Directions for this task — Output each entry exactly; skip nothing.

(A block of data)

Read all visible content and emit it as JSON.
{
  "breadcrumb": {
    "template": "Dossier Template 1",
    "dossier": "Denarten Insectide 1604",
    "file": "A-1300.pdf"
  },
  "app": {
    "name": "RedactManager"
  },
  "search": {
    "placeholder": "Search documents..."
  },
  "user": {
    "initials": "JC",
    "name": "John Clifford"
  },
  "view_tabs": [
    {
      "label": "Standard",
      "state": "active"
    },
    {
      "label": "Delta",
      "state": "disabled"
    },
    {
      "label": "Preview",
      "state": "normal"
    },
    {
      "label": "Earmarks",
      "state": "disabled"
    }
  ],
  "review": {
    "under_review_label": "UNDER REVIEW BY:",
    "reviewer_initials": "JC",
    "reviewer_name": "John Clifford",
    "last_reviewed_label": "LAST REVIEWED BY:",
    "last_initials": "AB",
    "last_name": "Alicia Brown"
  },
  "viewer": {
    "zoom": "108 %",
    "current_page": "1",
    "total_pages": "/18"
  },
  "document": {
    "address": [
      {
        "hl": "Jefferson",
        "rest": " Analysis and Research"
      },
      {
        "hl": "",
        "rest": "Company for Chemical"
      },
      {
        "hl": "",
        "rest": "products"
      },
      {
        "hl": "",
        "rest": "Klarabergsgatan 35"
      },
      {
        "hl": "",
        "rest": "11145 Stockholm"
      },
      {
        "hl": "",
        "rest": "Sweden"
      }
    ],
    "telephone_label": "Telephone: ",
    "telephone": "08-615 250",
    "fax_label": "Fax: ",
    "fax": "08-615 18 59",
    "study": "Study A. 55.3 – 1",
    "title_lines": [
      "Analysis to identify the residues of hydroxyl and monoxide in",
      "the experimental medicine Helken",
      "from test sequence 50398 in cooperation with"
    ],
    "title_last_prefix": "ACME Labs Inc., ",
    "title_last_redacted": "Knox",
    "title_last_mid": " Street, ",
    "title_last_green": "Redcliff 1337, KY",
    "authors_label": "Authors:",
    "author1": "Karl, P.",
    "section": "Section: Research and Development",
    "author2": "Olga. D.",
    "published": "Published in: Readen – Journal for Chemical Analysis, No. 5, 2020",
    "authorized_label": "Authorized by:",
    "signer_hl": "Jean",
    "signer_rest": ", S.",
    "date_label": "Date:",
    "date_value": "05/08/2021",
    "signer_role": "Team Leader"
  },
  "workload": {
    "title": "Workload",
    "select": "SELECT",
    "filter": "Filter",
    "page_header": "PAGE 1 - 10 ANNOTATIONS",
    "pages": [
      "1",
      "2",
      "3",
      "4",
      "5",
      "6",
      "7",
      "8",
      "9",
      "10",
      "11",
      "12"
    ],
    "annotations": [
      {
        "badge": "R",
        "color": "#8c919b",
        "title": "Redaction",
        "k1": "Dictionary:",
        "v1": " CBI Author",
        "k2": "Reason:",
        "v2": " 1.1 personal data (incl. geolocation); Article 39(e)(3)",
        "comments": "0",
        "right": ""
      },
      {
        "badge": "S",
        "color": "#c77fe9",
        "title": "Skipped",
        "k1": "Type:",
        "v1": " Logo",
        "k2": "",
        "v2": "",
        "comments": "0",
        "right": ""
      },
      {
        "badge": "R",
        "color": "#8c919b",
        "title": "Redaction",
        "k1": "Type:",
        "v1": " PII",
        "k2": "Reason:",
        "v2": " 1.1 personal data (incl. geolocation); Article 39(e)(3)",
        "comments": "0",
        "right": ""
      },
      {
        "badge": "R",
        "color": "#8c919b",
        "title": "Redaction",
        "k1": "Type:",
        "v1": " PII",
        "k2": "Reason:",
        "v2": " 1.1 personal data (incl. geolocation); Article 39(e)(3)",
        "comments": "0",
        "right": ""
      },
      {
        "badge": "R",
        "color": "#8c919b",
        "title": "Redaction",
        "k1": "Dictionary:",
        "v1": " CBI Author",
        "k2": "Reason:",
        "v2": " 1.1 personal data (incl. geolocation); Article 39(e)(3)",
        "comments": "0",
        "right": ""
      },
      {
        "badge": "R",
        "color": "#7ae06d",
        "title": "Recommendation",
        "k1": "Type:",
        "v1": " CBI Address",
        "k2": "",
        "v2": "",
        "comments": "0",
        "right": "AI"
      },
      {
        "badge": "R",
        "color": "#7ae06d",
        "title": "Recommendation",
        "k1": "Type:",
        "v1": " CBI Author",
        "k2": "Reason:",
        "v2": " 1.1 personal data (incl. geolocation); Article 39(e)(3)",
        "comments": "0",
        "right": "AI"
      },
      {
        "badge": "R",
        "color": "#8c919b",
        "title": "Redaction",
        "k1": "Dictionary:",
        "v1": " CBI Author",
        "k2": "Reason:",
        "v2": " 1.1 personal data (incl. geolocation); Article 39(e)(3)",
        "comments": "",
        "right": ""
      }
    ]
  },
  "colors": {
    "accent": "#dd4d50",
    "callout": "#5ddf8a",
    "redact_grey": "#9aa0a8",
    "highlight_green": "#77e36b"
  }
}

The solution —
Read all visible content and emit it as JSON.
{
  "breadcrumb": {
    "template": "Dossier Template 1",
    "dossier": "Denarten Insectide 1604",
    "file": "A-1300.pdf"
  },
  "app": {
    "name": "RedactManager"
  },
  "search": {
    "placeholder": "Search documents..."
  },
  "user": {
    "initials": "JC",
    "name": "John Clifford"
  },
  "view_tabs": [
    {
      "label": "Standard",
      "state": "active"
    },
    {
      "label": "Delta",
      "state": "disabled"
    },
    {
      "label": "Preview",
      "state": "normal"
    },
    {
      "label": "Earmarks",
      "state": "disabled"
    }
  ],
  "review": {
    "under_review_label": "UNDER REVIEW BY:",
    "reviewer_initials": "JC",
    "reviewer_name": "John Clifford",
    "last_reviewed_label": "LAST REVIEWED BY:",
    "last_initials": "AB",
    "last_name": "Alicia Brown"
  },
  "viewer": {
    "zoom": "108 %",
    "current_page": "1",
    "total_pages": "/18"
  },
  "document": {
    "address": [
      {
        "hl": "Jefferson",
        "rest": " Analysis and Research"
      },
      {
        "hl": "",
        "rest": "Company for Chemical"
      },
      {
        "hl": "",
        "rest": "products"
      },
      {
        "hl": "",
        "rest": "Klarabergsgatan 35"
      },
      {
        "hl": "",
        "rest": "11145 Stockholm"
      },
      {
        "hl": "",
        "rest": "Sweden"
      }
    ],
    "telephone_label": "Telephone: ",
    "telephone": "08-615 250",
    "fax_label": "Fax: ",
    "fax": "08-615 18 59",
    "study": "Study A. 55.3 – 1",
    "title_lines": [
      "Analysis to identify the residues of hydroxyl and monoxide in",
      "the experimental medicine Helken",
      "from test sequence 50398 in cooperation with"
    ],
    "title_last_prefix": "ACME Labs Inc., ",
    "title_last_redacted": "Knox",
    "title_last_mid": " Street, ",
    "title_last_green": "Redcliff 1337, KY",
    "authors_label": "Authors:",
    "author1": "Karl, P.",
    "section": "Section: Research and Development",
    "author2": "Olga. D.",
    "published": "Published in: Readen – Journal for Chemical Analysis, No. 5, 2020",
    "authorized_label": "Authorized by:",
    "signer_hl": "Jean",
    "signer_rest": ", S.",
    "date_label": "Date:",
    "date_value": "05/08/2021",
    "signer_role": "Team Leader"
  },
  "workload": {
    "title": "Workload",
    "select": "SELECT",
    "filter": "Filter",
    "page_header": "PAGE 1 - 10 ANNOTATIONS",
    "pages": [
      "1",
      "2",
      "3",
      "4",
      "5",
      "6",
      "7",
      "8",
      "9",
      "10",
      "11",
      "12"
    ],
    "annotations": [
      {
        "badge": "R",
        "color": "#8c919b",
        "title": "Redaction",
        "k1": "Dictionary:",
        "v1": " CBI Author",
        "k2": "Reason:",
        "v2": " 1.1 personal data (incl. geolocation); Article 39(e)(3)",
        "comments": "0",
        "right": ""
      },
      {
        "badge": "S",
        "color": "#c77fe9",
        "title": "Skipped",
        "k1": "Type:",
        "v1": " Logo",
        "k2": "",
        "v2": "",
        "comments": "0",
        "right": ""
      },
      {
        "badge": "R",
        "color": "#8c919b",
        "title": "Redaction",
        "k1": "Type:",
        "v1": " PII",
        "k2": "Reason:",
        "v2": " 1.1 personal data (incl. geolocation); Article 39(e)(3)",
        "comments": "0",
        "right": ""
      },
      {
        "badge": "R",
        "color": "#8c919b",
        "title": "Redaction",
        "k1": "Type:",
        "v1": " PII",
        "k2": "Reason:",
        "v2": " 1.1 personal data (incl. geolocation); Article 39(e)(3)",
        "comments": "0",
        "right": ""
      },
      {
        "badge": "R",
        "color": "#8c919b",
        "title": "Redaction",
        "k1": "Dictionary:",
        "v1": " CBI Author",
        "k2": "Reason:",
        "v2": " 1.1 personal data (incl. geolocation); Article 39(e)(3)",
        "comments": "0",
        "right": ""
      },
      {
        "badge": "R",
        "color": "#7ae06d",
        "title": "Recommendation",
        "k1": "Type:",
        "v1": " CBI Address",
        "k2": "",
        "v2": "",
        "comments": "0",
        "right": "AI"
      },
      {
        "badge": "R",
        "color": "#7ae06d",
        "title": "Recommendation",
        "k1": "Type:",
        "v1": " CBI Author",
        "k2": "Reason:",
        "v2": " 1.1 personal data (incl. geolocation); Article 39(e)(3)",
        "comments": "0",
        "right": "AI"
      },
      {
        "badge": "R",
        "color": "#8c919b",
        "title": "Redaction",
        "k1": "Dictionary:",
        "v1": " CBI Author",
        "k2": "Reason:",
        "v2": " 1.1 personal data (incl. geolocation); Article 39(e)(3)",
        "comments": "",
        "right": ""
      }
    ]
  },
  "colors": {
    "accent": "#dd4d50",
    "callout": "#5ddf8a",
    "redact_grey": "#9aa0a8",
    "highlight_green": "#77e36b"
  }
}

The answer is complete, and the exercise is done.